*Objective*.
Repeat every record below exactly, omitting any pictures.
╭─ Records to use
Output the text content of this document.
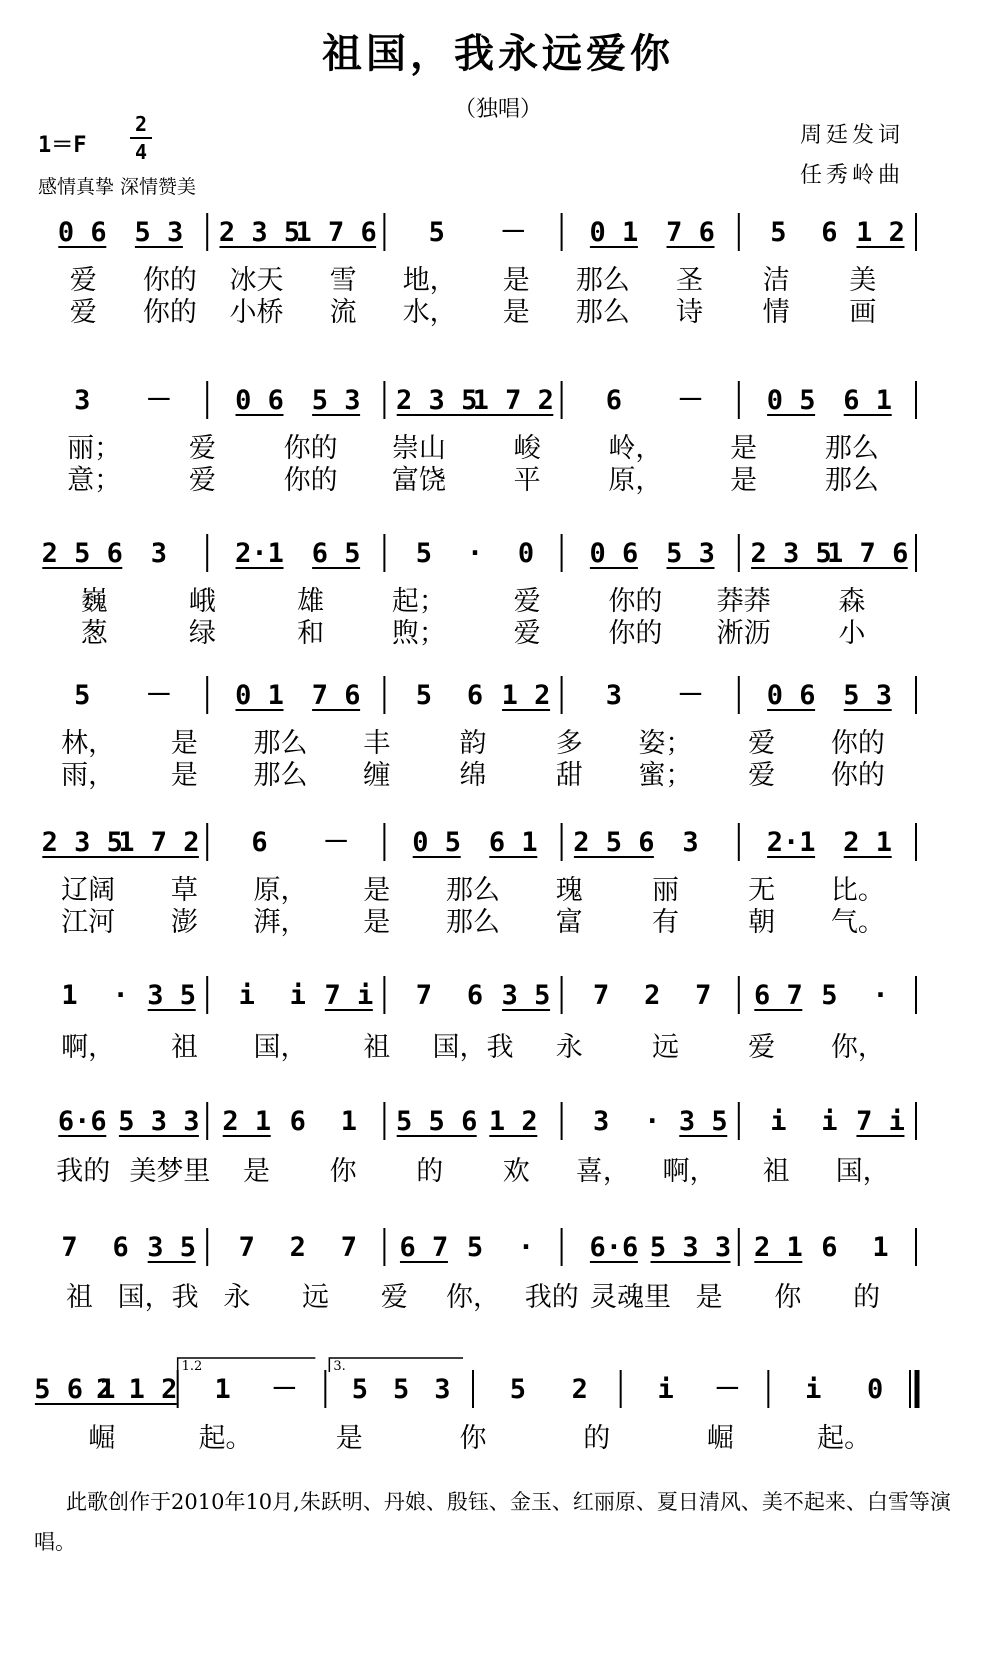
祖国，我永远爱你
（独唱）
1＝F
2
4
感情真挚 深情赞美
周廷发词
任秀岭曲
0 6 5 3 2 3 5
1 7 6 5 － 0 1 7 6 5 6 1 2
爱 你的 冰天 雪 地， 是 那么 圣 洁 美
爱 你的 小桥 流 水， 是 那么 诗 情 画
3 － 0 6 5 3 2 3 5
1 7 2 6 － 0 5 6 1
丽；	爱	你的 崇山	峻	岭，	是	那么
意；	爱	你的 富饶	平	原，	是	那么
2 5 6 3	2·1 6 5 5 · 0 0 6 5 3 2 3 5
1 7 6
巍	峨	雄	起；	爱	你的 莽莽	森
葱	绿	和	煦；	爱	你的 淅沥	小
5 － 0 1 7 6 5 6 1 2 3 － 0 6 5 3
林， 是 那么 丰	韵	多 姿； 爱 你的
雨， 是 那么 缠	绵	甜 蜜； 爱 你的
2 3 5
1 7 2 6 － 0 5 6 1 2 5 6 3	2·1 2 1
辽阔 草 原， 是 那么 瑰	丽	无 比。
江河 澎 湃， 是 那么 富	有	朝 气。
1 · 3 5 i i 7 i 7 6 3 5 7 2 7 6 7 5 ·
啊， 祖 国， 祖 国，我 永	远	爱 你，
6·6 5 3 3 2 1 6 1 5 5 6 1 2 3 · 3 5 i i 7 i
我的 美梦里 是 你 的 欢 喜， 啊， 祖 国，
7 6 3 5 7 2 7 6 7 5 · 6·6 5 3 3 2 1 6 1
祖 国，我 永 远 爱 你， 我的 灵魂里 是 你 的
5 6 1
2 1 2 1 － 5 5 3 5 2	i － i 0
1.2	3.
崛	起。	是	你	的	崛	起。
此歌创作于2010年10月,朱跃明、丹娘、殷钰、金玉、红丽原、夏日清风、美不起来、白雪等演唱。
╰─
*Completed task*.
Output the text content of this document.
祖国，我永远爱你
（独唱）
1＝F
2
4
感情真挚 深情赞美
周廷发词
任秀岭曲
0 6 5 3 2 3 5
1 7 6 5 － 0 1 7 6 5 6 1 2
爱 你的 冰天 雪 地， 是 那么 圣 洁 美
爱 你的 小桥 流 水， 是 那么 诗 情 画
3 － 0 6 5 3 2 3 5
1 7 2 6 － 0 5 6 1
丽；	爱	你的 崇山	峻	岭，	是	那么
意；	爱	你的 富饶	平	原，	是	那么
2 5 6 3	2·1 6 5 5 · 0 0 6 5 3 2 3 5
1 7 6
巍	峨	雄	起；	爱	你的 莽莽	森
葱	绿	和	煦；	爱	你的 淅沥	小
5 － 0 1 7 6 5 6 1 2 3 － 0 6 5 3
林， 是 那么 丰	韵	多 姿； 爱 你的
雨， 是 那么 缠	绵	甜 蜜； 爱 你的
2 3 5
1 7 2 6 － 0 5 6 1 2 5 6 3	2·1 2 1
辽阔 草 原， 是 那么 瑰	丽	无 比。
江河 澎 湃， 是 那么 富	有	朝 气。
1 · 3 5 i i 7 i 7 6 3 5 7 2 7 6 7 5 ·
啊， 祖 国， 祖 国，我 永	远	爱 你，
6·6 5 3 3 2 1 6 1 5 5 6 1 2 3 · 3 5 i i 7 i
我的 美梦里 是 你 的 欢 喜， 啊， 祖 国，
7 6 3 5 7 2 7 6 7 5 · 6·6 5 3 3 2 1 6 1
祖 国，我 永 远 爱 你， 我的 灵魂里 是 你 的
5 6 1
2 1 2 1 － 5 5 3 5 2	i － i 0
1.2	3.
崛	起。	是	你	的	崛	起。
此歌创作于2010年10月,朱跃明、丹娘、殷钰、金玉、红丽原、夏日清风、美不起来、白雪等演唱。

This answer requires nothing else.